Find and copy every line in the records that includes the string "heading".

• _RECORDS PROVIDED_

━━━━━━━━━━━━━━━━━━━━

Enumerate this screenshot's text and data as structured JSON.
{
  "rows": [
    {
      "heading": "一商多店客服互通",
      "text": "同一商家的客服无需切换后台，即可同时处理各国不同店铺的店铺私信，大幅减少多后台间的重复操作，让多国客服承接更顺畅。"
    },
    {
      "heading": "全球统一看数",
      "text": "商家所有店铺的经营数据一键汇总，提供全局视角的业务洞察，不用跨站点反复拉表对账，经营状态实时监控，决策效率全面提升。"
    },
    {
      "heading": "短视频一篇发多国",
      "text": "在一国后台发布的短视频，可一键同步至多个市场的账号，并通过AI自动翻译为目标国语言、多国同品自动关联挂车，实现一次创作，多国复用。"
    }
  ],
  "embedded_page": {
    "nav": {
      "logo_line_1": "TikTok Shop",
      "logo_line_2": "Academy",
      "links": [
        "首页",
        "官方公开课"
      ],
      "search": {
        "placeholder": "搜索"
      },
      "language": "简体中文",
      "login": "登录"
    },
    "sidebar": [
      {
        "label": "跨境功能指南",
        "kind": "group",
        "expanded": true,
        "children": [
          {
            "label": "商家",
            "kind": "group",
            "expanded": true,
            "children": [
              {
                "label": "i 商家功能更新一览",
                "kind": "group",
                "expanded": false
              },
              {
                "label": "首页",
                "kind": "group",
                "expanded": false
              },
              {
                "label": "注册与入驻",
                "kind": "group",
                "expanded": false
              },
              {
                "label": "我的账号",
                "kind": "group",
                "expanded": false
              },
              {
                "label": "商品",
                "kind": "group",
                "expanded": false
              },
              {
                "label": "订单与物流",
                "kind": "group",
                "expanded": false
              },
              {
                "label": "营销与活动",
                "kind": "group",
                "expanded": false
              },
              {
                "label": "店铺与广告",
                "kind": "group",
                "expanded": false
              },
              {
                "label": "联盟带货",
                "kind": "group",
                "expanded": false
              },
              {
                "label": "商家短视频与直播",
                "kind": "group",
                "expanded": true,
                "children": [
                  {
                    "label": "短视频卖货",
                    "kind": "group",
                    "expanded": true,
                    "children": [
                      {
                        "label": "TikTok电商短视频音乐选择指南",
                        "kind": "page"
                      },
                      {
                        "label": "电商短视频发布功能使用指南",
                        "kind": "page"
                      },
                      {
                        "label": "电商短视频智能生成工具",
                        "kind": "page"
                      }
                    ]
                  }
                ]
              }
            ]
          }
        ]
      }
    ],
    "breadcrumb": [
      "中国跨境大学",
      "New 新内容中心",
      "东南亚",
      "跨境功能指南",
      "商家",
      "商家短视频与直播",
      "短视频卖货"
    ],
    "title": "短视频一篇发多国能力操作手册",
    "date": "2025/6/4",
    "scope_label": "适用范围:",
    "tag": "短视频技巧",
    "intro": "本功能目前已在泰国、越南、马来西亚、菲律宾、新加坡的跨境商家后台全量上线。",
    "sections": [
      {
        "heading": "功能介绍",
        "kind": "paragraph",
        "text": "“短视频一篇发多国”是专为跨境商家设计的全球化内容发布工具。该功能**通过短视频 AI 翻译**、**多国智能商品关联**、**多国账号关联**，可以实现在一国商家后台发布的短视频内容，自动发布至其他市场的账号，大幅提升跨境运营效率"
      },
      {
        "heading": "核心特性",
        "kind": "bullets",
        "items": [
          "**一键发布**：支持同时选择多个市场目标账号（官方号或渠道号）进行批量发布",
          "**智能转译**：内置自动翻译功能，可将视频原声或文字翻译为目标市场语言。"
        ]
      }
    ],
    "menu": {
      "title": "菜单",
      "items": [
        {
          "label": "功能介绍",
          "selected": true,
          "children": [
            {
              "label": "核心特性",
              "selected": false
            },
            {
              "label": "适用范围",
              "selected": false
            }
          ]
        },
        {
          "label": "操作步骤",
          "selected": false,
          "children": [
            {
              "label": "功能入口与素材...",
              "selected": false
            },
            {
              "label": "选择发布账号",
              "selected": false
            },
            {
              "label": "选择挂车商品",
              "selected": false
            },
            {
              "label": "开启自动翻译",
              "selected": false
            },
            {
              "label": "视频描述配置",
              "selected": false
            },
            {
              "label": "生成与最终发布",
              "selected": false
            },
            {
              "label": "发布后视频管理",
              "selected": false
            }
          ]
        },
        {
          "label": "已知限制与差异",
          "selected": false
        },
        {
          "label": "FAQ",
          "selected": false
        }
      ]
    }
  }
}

━━━━━━━━━━━━━━━━━━━━

• _SOLUTION TO THE PROBLEM_
      "heading": "一商多店客服互通",
      "heading": "全球统一看数",
      "heading": "短视频一篇发多国",
        "heading": "功能介绍",
        "heading": "核心特性",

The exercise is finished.